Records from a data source
[START]

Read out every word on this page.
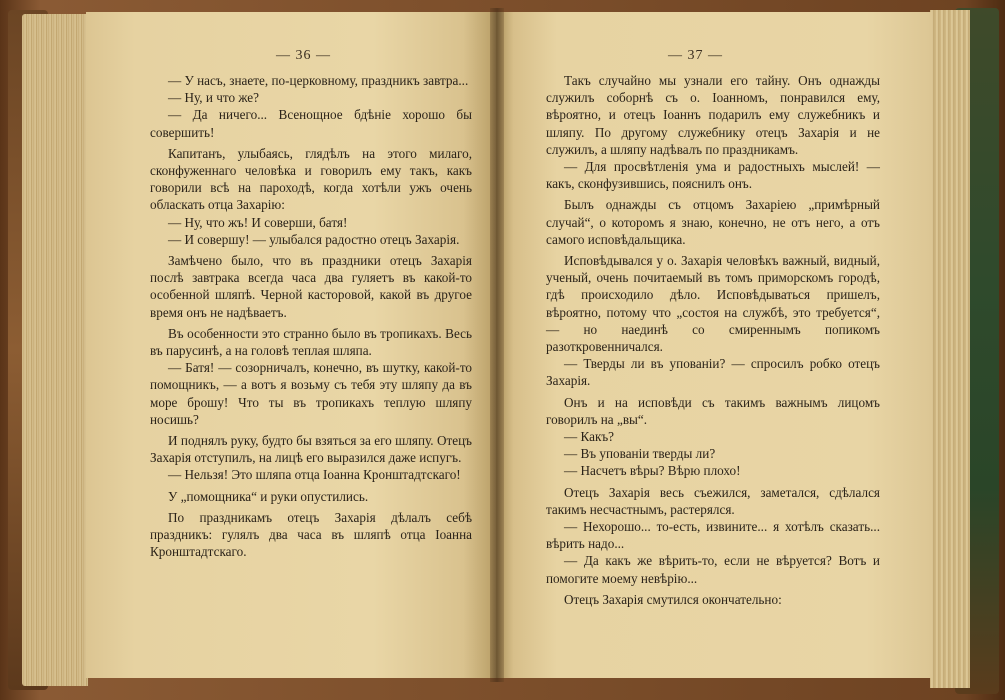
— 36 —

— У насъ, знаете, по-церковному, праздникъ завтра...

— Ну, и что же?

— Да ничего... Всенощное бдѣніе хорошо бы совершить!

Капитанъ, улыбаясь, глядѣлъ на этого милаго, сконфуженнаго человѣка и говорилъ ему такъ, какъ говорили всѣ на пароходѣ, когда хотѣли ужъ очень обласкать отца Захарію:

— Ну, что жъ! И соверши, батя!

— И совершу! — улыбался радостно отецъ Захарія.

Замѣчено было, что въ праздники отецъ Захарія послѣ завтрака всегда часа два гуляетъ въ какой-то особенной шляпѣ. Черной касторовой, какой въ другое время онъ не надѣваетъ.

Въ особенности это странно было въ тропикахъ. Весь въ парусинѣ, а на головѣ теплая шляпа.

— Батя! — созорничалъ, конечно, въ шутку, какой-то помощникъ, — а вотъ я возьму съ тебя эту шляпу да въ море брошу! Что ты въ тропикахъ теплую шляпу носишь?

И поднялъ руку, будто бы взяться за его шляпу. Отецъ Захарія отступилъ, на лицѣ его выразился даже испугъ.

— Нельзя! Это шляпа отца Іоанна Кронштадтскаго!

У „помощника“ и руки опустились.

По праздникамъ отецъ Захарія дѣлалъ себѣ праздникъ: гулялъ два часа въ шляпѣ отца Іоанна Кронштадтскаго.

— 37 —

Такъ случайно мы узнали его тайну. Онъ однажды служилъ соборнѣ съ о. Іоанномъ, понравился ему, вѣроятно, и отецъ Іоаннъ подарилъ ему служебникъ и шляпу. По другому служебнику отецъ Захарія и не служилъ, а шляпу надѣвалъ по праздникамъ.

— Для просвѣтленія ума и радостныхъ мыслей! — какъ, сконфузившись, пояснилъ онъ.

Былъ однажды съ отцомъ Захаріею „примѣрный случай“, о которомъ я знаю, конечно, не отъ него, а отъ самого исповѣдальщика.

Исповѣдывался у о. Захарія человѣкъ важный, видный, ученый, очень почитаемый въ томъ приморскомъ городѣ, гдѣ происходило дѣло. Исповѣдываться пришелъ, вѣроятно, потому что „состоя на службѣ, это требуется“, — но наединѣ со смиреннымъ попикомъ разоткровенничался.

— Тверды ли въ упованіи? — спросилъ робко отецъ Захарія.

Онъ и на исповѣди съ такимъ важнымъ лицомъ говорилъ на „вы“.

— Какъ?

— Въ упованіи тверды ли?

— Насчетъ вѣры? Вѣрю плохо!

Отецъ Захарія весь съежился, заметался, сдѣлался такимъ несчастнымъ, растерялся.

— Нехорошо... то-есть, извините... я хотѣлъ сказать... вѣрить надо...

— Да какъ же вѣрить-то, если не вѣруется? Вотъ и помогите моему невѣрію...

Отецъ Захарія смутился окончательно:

[END]
[START]

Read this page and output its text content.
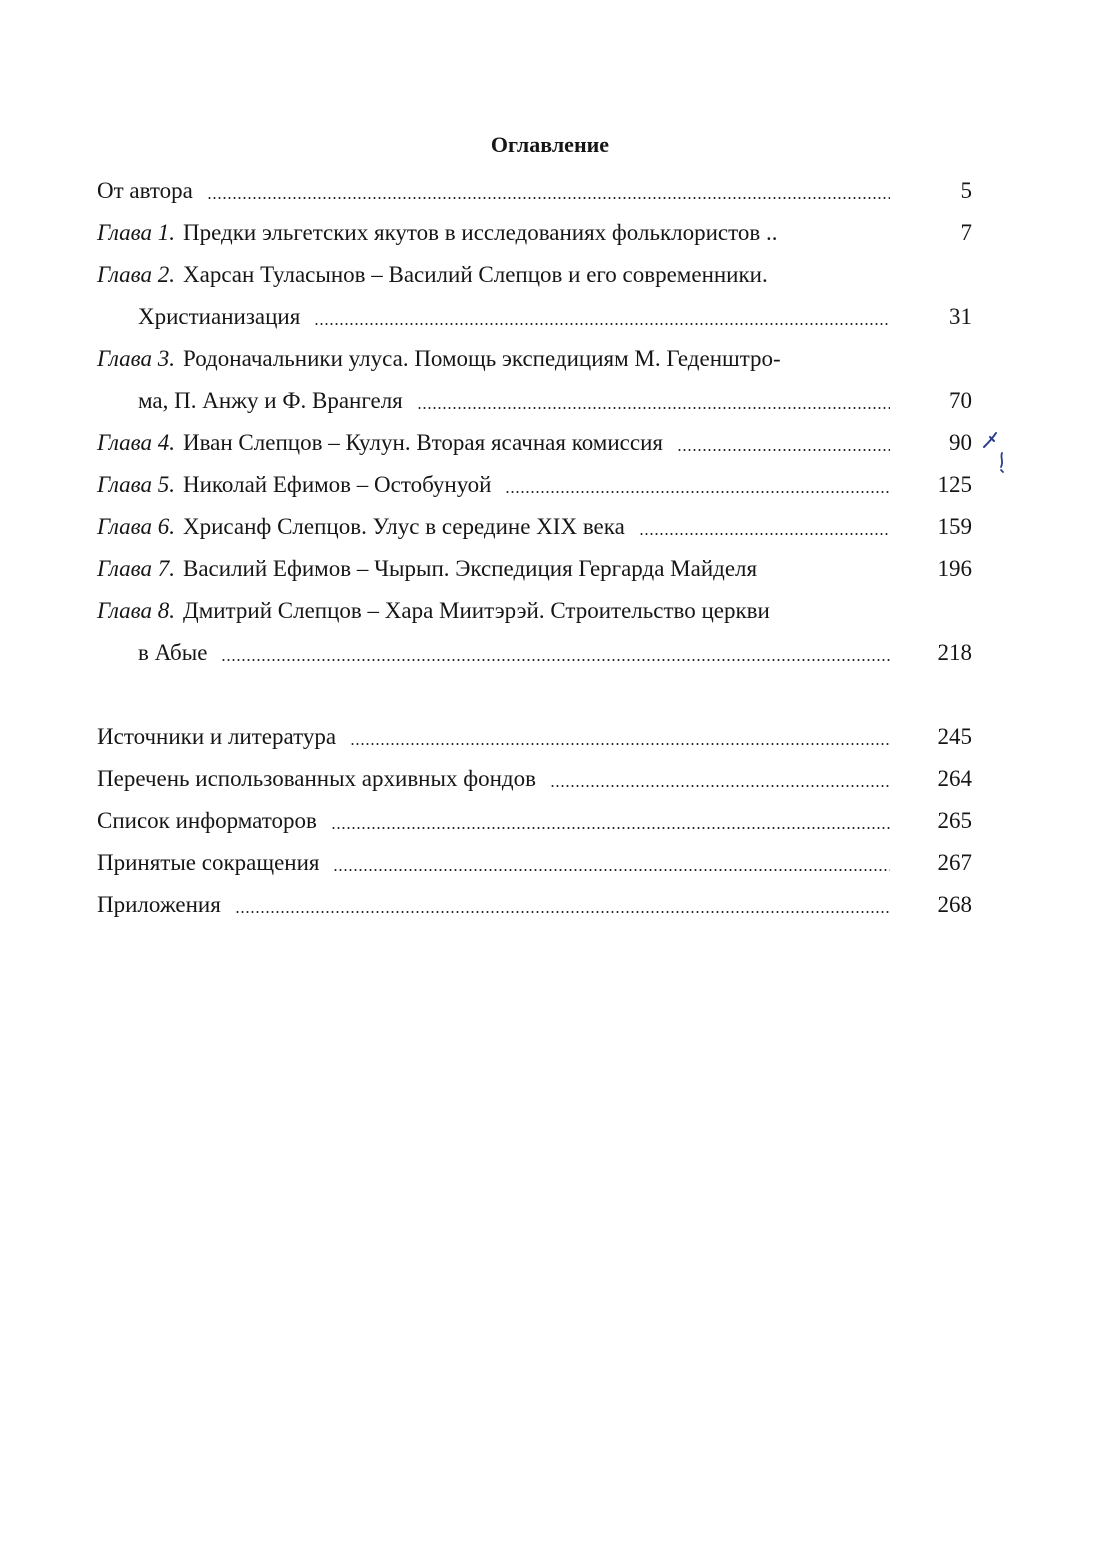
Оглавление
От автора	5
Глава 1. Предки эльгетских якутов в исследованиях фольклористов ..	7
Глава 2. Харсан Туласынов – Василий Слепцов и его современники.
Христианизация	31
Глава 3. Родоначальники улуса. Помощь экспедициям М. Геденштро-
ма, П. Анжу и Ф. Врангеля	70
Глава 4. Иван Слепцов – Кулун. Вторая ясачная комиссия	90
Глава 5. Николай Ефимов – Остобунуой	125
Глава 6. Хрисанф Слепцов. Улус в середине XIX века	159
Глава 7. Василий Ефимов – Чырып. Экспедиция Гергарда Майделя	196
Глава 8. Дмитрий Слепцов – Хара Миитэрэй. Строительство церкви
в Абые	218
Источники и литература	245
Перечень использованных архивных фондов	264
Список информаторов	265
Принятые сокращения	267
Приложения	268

[END]

**Written instruction:** Please list every line of the records that contains "праздникамъ".

**Response:**
По праздникамъ отецъ Захарія дѣлалъ себѣ праздникъ: гулялъ два часа въ шляпѣ отца Іоанна Кронштадтскаго.
Такъ случайно мы узнали его тайну. Онъ однажды служилъ соборнѣ съ о. Іоанномъ, понравился ему, вѣроятно, и отецъ Іоаннъ подарилъ ему служебникъ и шляпу. По другому служебнику отецъ Захарія и не служилъ, а шляпу надѣвалъ по праздникамъ.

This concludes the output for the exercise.